* The exercise *
Locate every line below that contains the word "color" and copy it.

* Records for the exercise *

▽

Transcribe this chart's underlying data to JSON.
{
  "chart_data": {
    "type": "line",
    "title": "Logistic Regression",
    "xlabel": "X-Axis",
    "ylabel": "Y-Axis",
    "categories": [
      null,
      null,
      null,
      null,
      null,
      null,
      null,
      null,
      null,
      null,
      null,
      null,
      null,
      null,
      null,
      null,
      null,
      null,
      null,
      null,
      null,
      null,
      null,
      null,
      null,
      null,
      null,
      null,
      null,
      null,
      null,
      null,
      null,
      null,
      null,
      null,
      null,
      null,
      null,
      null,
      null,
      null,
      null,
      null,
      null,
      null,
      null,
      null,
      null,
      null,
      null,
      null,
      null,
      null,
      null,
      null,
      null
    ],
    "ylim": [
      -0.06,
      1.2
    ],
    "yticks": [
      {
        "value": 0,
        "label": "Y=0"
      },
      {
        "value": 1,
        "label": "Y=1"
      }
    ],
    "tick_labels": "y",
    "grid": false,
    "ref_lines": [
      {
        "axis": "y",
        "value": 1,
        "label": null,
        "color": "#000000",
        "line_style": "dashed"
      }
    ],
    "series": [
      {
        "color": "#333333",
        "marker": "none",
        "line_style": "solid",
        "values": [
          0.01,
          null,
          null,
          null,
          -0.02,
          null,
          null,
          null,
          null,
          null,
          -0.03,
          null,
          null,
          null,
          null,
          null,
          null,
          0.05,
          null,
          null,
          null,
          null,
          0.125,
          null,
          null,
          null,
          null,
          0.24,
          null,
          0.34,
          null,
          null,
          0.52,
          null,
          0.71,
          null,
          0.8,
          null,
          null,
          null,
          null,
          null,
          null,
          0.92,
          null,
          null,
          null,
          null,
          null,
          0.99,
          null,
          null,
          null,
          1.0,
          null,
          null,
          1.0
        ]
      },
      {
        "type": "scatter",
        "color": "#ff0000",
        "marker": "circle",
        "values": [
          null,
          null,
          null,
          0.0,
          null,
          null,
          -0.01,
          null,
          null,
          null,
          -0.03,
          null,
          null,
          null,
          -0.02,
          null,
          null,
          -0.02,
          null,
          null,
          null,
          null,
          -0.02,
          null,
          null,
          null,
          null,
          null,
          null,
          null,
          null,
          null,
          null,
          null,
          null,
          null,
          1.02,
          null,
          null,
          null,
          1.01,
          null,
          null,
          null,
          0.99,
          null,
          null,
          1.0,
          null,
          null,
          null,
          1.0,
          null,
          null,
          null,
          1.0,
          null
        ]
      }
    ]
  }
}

△

* Written answer *
        "color": "#000000",
        "color": "#333333",
        "color": "#ff0000",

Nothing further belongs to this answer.